## WHAT NEEDS TO BE DONE
Reproduce each line of the listing exactly.

Data items:
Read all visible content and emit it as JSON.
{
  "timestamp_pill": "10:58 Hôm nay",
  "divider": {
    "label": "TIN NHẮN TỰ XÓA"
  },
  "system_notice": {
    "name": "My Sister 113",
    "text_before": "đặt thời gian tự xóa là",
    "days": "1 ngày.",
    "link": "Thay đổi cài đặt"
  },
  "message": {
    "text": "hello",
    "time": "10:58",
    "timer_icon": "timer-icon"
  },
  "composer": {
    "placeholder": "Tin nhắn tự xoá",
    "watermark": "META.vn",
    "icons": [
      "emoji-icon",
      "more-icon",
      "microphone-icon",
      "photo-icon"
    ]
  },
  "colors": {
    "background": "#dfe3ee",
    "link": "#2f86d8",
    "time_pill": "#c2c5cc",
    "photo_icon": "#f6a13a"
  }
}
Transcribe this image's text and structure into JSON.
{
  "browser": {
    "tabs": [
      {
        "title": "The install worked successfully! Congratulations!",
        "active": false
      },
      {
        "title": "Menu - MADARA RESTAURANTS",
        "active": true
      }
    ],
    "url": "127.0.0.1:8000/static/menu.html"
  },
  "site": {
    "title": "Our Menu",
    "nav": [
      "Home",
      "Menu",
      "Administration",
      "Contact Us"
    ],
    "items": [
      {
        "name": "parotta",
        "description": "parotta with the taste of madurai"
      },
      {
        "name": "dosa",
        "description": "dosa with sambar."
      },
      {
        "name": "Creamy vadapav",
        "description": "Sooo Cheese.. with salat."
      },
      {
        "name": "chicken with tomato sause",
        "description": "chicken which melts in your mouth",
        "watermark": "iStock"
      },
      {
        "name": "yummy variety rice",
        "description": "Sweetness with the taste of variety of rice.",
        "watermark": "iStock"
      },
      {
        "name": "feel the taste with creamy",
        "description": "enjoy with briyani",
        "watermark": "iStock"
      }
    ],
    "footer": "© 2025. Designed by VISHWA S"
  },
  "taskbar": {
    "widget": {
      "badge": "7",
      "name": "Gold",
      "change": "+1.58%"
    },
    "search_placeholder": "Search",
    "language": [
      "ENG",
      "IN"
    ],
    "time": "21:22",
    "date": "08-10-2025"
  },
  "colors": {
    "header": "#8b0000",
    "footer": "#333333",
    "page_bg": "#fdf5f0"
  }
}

## REPLY TO THE EXERCISE
Read all visible content and emit it as JSON.
{
  "timestamp_pill": "10:58 Hôm nay",
  "divider": {
    "label": "TIN NHẮN TỰ XÓA"
  },
  "system_notice": {
    "name": "My Sister 113",
    "text_before": "đặt thời gian tự xóa là",
    "days": "1 ngày.",
    "link": "Thay đổi cài đặt"
  },
  "message": {
    "text": "hello",
    "time": "10:58",
    "timer_icon": "timer-icon"
  },
  "composer": {
    "placeholder": "Tin nhắn tự xoá",
    "watermark": "META.vn",
    "icons": [
      "emoji-icon",
      "more-icon",
      "microphone-icon",
      "photo-icon"
    ]
  },
  "colors": {
    "background": "#dfe3ee",
    "link": "#2f86d8",
    "time_pill": "#c2c5cc",
    "photo_icon": "#f6a13a"
  }
}
Transcribe this image's text and structure into JSON.
{
  "browser": {
    "tabs": [
      {
        "title": "The install worked successfully! Congratulations!",
        "active": false
      },
      {
        "title": "Menu - MADARA RESTAURANTS",
        "active": true
      }
    ],
    "url": "127.0.0.1:8000/static/menu.html"
  },
  "site": {
    "title": "Our Menu",
    "nav": [
      "Home",
      "Menu",
      "Administration",
      "Contact Us"
    ],
    "items": [
      {
        "name": "parotta",
        "description": "parotta with the taste of madurai"
      },
      {
        "name": "dosa",
        "description": "dosa with sambar."
      },
      {
        "name": "Creamy vadapav",
        "description": "Sooo Cheese.. with salat."
      },
      {
        "name": "chicken with tomato sause",
        "description": "chicken which melts in your mouth",
        "watermark": "iStock"
      },
      {
        "name": "yummy variety rice",
        "description": "Sweetness with the taste of variety of rice.",
        "watermark": "iStock"
      },
      {
        "name": "feel the taste with creamy",
        "description": "enjoy with briyani",
        "watermark": "iStock"
      }
    ],
    "footer": "© 2025. Designed by VISHWA S"
  },
  "taskbar": {
    "widget": {
      "badge": "7",
      "name": "Gold",
      "change": "+1.58%"
    },
    "search_placeholder": "Search",
    "language": [
      "ENG",
      "IN"
    ],
    "time": "21:22",
    "date": "08-10-2025"
  },
  "colors": {
    "header": "#8b0000",
    "footer": "#333333",
    "page_bg": "#fdf5f0"
  }
}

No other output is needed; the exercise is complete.